## WORK TO BE COMPLETED
All lines with the word "hvorav" must be pulled from the entries below.

## TASK DATA
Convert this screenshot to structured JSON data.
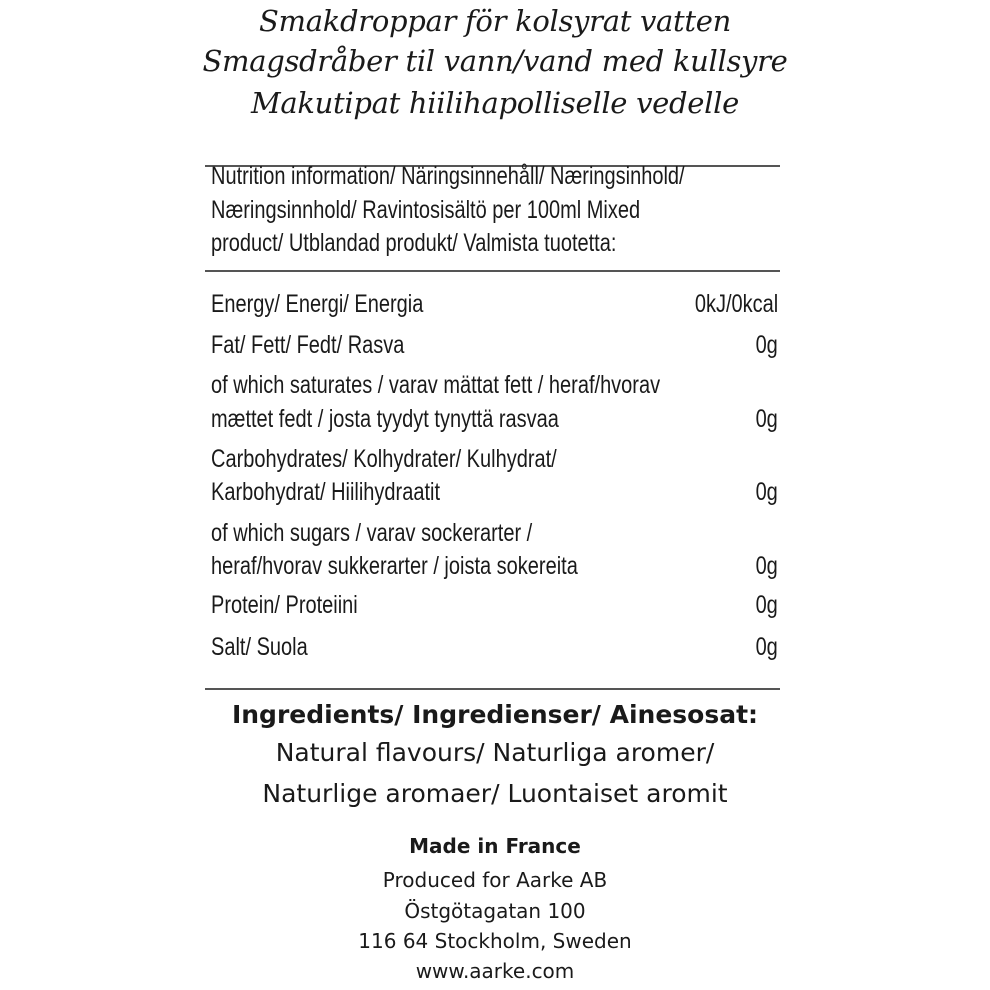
{
  "title_lines": [
    "Smakdroppar för kolsyrat vatten",
    "Smagsdråber til vann/vand med kullsyre",
    "Makutipat hiilihapolliselle vedelle"
  ],
  "nutrition_header": [
    "Nutrition information/ Näringsinnehåll/ Næringsinhold/",
    "Næringsinnhold/ Ravintosisältö per 100ml Mixed",
    "product/ Utblandad produkt/ Valmista tuotetta:"
  ],
  "nutrition_rows": [
    {
      "label": [
        "Energy/ Energi/ Energia"
      ],
      "value": "0kJ/0kcal"
    },
    {
      "label": [
        "Fat/ Fett/ Fedt/ Rasva"
      ],
      "value": "0g"
    },
    {
      "label": [
        "of which saturates / varav mättat fett / heraf/hvorav",
        "mættet fedt / josta tyydyt tynyttä rasvaa"
      ],
      "value": "0g"
    },
    {
      "label": [
        "Carbohydrates/ Kolhydrater/ Kulhydrat/",
        "Karbohydrat/ Hiilihydraatit"
      ],
      "value": "0g"
    },
    {
      "label": [
        "of which sugars / varav sockerarter /",
        "heraf/hvorav sukkerarter / joista sokereita"
      ],
      "value": "0g"
    },
    {
      "label": [
        "Protein/ Proteiini"
      ],
      "value": "0g"
    },
    {
      "label": [
        "Salt/ Suola"
      ],
      "value": "0g"
    }
  ],
  "ingredients": {
    "heading": "Ingredients/ Ingredienser/ Ainesosat:",
    "lines": [
      "Natural flavours/ Naturliga aromer/",
      "Naturlige aromaer/ Luontaiset aromit"
    ]
  },
  "footer": {
    "origin": "Made in France",
    "lines": [
      "Produced for Aarke AB",
      "Östgötagatan 100",
      "116 64 Stockholm, Sweden",
      "www.aarke.com"
    ]
  }
}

## RESPONSE BOX
        "of which saturates / varav mättat fett / heraf/hvorav",
        "heraf/hvorav sukkerarter / joista sokereita"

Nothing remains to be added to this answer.